• [Direction]:
Where a line holds the word "department", copy that line.

• [Records for the task]:
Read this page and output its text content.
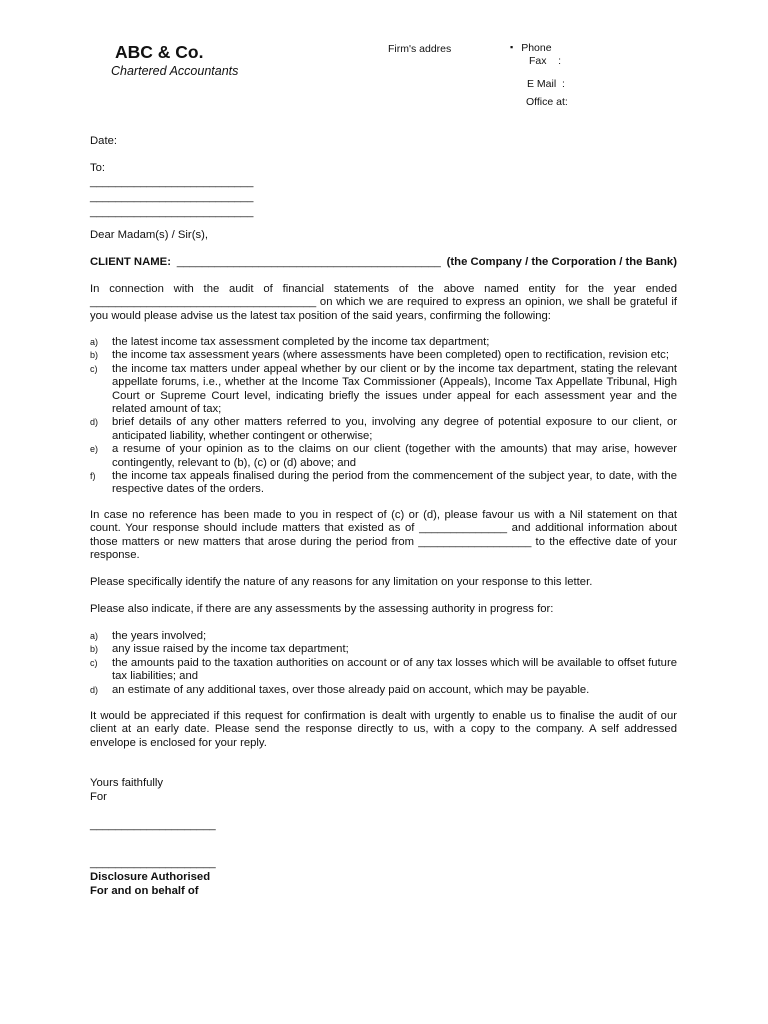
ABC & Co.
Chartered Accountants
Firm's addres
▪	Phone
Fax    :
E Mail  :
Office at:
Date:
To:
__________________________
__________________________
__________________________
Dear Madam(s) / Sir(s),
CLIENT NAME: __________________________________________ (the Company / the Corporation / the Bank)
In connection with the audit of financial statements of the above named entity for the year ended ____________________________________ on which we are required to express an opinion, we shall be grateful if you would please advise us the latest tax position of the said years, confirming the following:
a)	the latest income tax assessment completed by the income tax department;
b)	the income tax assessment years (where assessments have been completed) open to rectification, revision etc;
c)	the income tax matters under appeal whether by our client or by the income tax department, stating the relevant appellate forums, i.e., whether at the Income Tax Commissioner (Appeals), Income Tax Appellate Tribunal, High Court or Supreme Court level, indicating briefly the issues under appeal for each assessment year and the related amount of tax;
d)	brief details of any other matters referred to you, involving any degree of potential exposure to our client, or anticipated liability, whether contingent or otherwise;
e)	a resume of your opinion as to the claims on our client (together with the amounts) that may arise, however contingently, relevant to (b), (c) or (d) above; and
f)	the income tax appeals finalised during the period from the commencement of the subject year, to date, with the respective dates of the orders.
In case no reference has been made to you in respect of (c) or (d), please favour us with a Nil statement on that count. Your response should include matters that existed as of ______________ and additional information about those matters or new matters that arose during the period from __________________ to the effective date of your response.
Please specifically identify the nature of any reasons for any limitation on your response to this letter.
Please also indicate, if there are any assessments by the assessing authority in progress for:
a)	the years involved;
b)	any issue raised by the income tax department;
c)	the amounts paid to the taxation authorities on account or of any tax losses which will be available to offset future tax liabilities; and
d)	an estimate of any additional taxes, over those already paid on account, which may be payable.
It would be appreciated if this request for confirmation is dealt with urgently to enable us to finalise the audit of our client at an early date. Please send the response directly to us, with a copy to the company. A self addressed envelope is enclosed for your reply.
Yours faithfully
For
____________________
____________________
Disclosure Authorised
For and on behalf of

• [Output for this exercise]:
a)	the latest income tax assessment completed by the income tax department;
c)	the income tax matters under appeal whether by our client or by the income tax department, stating the relevant appellate forums, i.e., whether at the Income Tax Commissioner (Appeals), Income Tax Appellate Tribunal, High Court or Supreme Court level, indicating briefly the issues under appeal for each assessment year and the related amount of tax;
b)	any issue raised by the income tax department;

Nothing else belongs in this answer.